Reproduce the records from their first line through the line containing "y-tick-label: -60 <box>656 369 679 386</box>", inclusive, swapping "hysteresis-loop" for "magnetization-curve" and keeping everything else the same. Give only those lines.
Start of Given data
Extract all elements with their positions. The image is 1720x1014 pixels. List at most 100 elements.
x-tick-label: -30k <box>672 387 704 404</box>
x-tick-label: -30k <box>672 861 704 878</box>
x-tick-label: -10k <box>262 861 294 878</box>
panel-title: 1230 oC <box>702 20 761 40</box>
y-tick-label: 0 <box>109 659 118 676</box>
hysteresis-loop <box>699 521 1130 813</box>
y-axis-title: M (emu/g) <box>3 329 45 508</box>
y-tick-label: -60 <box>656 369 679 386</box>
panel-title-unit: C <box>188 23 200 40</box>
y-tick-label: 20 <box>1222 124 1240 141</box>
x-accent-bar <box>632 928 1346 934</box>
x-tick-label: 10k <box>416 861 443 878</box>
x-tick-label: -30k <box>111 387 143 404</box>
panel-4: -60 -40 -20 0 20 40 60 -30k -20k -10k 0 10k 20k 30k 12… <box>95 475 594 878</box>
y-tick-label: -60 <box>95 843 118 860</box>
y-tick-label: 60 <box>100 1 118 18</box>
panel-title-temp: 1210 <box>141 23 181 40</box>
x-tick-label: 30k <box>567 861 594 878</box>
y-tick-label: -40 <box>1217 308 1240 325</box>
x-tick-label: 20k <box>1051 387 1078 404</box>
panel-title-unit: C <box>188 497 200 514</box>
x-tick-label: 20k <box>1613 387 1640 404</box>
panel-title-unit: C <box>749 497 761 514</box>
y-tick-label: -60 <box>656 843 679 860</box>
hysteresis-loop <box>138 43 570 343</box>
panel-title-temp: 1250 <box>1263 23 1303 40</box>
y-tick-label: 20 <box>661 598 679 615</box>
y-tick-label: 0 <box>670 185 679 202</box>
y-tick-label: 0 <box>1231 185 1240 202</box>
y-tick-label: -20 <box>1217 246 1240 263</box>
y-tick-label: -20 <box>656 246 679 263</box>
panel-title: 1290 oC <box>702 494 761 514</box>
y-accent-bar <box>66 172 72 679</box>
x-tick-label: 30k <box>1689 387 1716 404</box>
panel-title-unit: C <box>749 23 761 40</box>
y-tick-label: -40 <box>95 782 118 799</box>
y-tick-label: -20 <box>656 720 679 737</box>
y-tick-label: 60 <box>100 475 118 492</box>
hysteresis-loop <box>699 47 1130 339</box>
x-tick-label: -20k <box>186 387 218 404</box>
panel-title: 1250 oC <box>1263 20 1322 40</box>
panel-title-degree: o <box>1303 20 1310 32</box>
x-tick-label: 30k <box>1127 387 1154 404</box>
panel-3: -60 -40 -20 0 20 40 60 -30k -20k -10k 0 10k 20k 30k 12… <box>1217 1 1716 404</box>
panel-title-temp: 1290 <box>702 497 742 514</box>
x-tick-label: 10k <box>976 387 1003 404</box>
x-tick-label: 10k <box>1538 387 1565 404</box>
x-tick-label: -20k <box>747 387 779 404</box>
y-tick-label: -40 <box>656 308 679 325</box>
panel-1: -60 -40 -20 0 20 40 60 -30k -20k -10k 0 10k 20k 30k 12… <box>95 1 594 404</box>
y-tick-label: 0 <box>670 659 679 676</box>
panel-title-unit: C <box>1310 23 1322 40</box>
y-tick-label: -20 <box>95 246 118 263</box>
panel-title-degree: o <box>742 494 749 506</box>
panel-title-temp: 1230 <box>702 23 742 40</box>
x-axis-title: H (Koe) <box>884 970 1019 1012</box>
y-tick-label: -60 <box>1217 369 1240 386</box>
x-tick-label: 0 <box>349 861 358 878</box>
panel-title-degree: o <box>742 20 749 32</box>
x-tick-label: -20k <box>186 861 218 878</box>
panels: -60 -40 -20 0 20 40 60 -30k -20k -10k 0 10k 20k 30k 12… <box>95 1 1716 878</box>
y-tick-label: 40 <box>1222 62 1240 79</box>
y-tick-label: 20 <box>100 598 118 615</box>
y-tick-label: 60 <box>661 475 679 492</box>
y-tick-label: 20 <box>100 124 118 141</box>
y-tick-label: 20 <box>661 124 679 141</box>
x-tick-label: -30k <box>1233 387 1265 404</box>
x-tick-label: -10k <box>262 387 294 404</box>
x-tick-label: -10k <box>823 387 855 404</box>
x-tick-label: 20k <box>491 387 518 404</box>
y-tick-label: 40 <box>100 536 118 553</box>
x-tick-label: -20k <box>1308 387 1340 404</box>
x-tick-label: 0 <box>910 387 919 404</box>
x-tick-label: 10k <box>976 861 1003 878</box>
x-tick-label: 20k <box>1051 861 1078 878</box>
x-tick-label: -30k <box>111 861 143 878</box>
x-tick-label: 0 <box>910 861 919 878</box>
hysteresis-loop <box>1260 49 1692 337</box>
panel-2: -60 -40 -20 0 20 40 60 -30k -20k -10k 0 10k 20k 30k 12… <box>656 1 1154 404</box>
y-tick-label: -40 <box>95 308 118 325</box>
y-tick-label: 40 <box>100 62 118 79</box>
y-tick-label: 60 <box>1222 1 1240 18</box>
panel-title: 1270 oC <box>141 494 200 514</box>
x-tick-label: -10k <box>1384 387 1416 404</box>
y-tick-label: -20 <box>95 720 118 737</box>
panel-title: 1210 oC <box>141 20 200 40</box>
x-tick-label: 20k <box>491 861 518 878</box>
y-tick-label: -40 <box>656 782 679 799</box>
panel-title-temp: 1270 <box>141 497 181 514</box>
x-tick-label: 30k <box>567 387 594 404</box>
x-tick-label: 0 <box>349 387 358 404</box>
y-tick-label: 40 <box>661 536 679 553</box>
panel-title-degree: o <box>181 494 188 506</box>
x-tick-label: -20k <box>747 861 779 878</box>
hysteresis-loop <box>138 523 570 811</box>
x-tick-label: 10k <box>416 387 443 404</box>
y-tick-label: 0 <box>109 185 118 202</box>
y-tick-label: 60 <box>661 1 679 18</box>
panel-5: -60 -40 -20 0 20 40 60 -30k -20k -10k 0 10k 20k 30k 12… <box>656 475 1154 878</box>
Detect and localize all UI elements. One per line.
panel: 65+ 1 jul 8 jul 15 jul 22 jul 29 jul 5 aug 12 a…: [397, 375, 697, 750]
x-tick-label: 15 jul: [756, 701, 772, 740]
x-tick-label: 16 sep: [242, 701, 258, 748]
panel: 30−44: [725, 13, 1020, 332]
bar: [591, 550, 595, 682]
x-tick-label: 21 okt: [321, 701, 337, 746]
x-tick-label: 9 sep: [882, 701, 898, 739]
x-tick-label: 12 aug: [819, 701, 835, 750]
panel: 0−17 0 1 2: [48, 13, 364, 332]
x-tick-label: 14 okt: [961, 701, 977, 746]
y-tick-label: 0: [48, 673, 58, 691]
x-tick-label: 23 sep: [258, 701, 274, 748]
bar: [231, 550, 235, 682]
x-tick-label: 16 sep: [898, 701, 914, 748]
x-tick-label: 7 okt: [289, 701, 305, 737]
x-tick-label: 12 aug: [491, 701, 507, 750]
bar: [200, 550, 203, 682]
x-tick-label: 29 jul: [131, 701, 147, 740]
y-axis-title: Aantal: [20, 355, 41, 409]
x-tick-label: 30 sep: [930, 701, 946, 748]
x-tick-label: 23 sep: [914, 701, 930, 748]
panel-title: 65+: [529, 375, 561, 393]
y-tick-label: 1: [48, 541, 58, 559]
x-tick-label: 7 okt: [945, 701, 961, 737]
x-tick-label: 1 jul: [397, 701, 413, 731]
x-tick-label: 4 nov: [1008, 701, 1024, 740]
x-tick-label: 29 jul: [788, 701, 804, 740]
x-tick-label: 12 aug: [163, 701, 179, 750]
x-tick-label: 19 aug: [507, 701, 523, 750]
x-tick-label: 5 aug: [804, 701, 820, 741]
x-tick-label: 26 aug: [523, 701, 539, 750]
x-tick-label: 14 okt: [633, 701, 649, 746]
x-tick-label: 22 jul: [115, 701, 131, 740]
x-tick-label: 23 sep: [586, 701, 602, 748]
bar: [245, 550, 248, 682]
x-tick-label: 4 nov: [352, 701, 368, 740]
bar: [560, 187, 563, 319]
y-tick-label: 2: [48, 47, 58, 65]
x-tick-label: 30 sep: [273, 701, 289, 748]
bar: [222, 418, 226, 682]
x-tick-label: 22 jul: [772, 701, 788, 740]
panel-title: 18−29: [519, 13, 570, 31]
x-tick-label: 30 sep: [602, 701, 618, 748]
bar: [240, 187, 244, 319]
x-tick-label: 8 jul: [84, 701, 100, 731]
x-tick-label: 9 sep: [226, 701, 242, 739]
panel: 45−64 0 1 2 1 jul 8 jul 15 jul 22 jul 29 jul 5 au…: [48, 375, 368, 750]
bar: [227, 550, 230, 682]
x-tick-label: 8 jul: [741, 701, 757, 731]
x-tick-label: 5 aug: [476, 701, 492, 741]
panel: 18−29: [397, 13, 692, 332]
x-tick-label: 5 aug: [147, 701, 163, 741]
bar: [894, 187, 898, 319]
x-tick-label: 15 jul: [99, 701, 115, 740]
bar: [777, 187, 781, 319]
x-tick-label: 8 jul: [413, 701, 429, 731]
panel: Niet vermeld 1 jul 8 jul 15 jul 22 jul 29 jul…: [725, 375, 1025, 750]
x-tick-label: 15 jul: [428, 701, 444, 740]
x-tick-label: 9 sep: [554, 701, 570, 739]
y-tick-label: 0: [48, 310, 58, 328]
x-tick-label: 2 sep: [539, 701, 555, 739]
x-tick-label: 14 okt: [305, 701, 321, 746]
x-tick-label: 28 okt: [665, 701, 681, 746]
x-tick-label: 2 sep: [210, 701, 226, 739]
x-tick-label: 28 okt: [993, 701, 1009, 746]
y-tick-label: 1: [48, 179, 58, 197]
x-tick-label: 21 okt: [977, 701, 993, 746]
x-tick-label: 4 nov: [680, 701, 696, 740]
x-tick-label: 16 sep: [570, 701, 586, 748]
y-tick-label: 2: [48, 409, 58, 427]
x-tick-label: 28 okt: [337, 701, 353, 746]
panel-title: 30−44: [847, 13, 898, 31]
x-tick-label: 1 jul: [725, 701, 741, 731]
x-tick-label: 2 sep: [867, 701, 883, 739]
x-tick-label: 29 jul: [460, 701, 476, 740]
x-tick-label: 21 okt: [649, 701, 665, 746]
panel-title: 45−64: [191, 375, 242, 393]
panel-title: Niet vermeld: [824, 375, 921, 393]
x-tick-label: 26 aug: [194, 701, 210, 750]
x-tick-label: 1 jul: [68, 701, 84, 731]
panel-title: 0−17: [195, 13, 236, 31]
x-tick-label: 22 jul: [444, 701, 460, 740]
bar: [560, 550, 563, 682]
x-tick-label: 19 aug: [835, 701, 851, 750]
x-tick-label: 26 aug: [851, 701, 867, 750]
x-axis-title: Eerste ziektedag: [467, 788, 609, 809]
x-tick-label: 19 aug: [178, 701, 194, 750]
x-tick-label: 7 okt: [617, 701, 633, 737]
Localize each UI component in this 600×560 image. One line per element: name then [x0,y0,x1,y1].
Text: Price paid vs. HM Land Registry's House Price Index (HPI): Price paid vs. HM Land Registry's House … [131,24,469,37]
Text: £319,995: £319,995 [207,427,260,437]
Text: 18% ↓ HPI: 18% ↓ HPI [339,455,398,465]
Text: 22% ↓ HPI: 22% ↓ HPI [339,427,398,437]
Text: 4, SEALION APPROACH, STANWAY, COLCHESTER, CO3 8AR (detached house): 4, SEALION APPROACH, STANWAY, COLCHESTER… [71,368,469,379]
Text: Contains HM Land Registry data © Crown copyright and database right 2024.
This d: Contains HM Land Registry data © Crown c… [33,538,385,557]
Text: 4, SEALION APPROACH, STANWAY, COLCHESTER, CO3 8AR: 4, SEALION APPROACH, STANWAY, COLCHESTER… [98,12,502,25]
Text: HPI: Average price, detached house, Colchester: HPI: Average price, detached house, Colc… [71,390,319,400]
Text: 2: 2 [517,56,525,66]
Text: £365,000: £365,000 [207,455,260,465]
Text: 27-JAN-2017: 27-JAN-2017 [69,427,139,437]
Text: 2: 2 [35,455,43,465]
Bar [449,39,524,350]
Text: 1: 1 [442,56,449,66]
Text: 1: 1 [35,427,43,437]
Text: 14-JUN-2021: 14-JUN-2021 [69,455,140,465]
End of Given data
- [The response]
Extract all elements with their positions. The image is 1720x1014 pixels. List at most 100 elements.
x-tick-label: -30k <box>672 387 704 404</box>
x-tick-label: -30k <box>672 861 704 878</box>
x-tick-label: -10k <box>262 861 294 878</box>
panel-title: 1230 oC <box>702 20 761 40</box>
y-tick-label: 0 <box>109 659 118 676</box>
magnetization-curve <box>699 521 1130 813</box>
y-axis-title: M (emu/g) <box>3 329 45 508</box>
y-tick-label: -60 <box>656 369 679 386</box>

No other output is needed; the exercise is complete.